━━━━━ Raw records ━━━━━

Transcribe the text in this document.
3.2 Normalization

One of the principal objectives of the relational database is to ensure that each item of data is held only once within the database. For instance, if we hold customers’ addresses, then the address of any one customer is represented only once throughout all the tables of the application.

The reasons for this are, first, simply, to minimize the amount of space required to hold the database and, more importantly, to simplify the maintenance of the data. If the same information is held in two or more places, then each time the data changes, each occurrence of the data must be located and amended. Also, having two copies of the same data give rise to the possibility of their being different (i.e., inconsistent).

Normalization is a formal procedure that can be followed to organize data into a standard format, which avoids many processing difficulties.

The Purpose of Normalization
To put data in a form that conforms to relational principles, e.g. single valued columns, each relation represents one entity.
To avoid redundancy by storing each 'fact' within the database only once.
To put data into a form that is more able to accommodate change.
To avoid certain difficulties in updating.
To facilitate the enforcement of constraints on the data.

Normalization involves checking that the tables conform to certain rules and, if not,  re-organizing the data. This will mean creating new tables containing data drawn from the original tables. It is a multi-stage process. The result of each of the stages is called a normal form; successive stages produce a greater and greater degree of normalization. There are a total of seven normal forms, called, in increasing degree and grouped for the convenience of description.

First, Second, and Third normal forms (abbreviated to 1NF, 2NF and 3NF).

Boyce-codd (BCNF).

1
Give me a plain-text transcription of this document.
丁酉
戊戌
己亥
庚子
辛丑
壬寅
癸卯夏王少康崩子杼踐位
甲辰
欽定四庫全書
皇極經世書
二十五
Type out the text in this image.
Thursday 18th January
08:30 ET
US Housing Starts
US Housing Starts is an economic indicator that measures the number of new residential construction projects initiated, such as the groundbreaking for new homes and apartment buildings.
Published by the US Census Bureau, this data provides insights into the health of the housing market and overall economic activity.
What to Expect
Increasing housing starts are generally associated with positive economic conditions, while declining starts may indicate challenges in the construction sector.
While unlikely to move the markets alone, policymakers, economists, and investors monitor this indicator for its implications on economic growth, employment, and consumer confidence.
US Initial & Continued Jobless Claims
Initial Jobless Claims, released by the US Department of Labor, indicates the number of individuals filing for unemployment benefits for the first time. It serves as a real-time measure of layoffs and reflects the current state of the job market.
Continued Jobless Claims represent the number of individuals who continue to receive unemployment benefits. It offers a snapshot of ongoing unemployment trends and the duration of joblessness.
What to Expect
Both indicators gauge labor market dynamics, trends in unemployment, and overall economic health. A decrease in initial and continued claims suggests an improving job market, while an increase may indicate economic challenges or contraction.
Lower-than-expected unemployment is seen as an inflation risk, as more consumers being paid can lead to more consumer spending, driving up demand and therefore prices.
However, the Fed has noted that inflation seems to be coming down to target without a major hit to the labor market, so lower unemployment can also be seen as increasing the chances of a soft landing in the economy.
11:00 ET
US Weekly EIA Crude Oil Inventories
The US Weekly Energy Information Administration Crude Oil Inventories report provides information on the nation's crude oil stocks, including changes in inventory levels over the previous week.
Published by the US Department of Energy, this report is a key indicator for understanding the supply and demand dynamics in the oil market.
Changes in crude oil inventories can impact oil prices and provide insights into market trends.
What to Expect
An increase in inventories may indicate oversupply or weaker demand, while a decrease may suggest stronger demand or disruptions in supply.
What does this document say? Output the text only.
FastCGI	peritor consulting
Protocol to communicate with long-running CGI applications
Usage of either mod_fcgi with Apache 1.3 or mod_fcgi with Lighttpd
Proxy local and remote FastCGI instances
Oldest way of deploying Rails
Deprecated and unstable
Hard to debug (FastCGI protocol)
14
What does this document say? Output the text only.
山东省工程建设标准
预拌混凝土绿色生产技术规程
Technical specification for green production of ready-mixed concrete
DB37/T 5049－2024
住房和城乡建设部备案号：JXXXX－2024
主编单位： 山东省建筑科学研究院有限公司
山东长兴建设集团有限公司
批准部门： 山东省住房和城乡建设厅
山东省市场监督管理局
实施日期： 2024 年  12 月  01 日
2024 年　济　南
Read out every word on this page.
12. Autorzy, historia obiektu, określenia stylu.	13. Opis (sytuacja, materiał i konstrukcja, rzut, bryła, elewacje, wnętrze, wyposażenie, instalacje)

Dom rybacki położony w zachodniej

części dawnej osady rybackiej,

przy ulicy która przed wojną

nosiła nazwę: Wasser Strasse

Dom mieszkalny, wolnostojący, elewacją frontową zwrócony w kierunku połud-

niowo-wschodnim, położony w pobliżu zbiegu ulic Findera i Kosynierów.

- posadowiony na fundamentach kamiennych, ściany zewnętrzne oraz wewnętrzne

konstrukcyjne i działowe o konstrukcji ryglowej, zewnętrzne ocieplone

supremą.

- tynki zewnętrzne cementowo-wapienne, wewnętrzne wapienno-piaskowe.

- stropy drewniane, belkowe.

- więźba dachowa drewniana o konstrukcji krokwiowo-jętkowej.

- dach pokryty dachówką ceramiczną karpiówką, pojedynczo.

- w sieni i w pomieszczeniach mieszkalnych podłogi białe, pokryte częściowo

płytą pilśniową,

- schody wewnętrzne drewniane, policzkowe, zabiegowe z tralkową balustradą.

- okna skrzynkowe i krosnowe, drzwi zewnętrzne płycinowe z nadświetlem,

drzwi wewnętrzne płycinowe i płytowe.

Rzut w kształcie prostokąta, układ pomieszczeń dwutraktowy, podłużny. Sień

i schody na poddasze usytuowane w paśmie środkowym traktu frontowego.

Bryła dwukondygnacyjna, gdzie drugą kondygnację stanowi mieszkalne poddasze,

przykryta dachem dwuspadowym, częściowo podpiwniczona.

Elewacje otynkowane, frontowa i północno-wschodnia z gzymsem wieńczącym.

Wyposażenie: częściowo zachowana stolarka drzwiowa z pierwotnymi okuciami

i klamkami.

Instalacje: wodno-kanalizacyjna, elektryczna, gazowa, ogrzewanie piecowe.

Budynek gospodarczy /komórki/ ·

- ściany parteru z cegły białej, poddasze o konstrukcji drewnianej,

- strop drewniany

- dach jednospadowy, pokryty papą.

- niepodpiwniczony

━━━━━

Directive:
Display every line of the listing that contains the string "zewnętrzne".

Expected answer:
- posadowiony na fundamentach kamiennych, ściany zewnętrzne oraz wewnętrzne
konstrukcyjne i działowe o konstrukcji ryglowej, zewnętrzne ocieplone
- tynki zewnętrzne cementowo-wapienne, wewnętrzne wapienno-piaskowe.
- okna skrzynkowe i krosnowe, drzwi zewnętrzne płycinowe z nadświetlem,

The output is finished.